Report each line of the data that includes the word "label".

◆ ◆ ◆

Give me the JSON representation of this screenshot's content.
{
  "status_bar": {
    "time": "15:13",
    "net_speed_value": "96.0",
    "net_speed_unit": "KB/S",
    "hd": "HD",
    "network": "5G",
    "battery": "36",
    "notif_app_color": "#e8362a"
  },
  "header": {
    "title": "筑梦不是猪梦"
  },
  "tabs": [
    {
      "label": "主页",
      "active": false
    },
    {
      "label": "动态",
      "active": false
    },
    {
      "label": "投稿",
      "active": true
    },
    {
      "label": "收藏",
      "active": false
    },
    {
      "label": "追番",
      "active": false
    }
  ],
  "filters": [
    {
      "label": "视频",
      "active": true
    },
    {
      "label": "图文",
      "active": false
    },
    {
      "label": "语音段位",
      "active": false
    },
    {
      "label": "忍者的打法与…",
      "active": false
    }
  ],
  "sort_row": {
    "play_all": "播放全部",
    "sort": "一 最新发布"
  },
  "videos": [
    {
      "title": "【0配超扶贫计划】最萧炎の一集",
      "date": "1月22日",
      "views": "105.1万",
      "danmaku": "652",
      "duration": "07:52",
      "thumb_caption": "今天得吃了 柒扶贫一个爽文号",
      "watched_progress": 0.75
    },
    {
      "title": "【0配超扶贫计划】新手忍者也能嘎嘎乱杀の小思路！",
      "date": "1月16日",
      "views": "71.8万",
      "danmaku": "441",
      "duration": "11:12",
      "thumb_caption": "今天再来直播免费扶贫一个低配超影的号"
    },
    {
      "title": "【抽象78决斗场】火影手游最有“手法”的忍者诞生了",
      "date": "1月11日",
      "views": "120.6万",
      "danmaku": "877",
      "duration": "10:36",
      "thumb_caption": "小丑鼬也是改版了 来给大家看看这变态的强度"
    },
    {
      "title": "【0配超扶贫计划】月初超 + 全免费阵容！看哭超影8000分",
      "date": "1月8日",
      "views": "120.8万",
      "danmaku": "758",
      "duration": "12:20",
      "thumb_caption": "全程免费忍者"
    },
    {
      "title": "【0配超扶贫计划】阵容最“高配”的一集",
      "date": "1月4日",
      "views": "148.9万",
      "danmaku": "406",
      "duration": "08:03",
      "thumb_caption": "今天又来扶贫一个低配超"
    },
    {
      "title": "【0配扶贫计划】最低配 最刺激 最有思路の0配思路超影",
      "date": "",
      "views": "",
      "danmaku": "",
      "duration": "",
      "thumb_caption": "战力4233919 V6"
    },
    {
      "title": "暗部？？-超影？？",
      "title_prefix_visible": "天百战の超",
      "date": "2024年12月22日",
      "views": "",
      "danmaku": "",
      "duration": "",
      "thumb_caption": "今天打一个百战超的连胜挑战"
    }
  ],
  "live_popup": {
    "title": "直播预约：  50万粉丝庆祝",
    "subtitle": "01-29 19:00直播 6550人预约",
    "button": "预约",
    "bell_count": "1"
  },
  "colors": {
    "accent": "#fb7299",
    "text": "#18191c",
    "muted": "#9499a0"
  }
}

◆ ◆ ◆

RESULT OF THE EXERCISE:
      "label": "主页",
      "label": "动态",
      "label": "投稿",
      "label": "收藏",
      "label": "追番",
      "label": "视频",
      "label": "图文",
      "label": "语音段位",
      "label": "忍者的打法与…",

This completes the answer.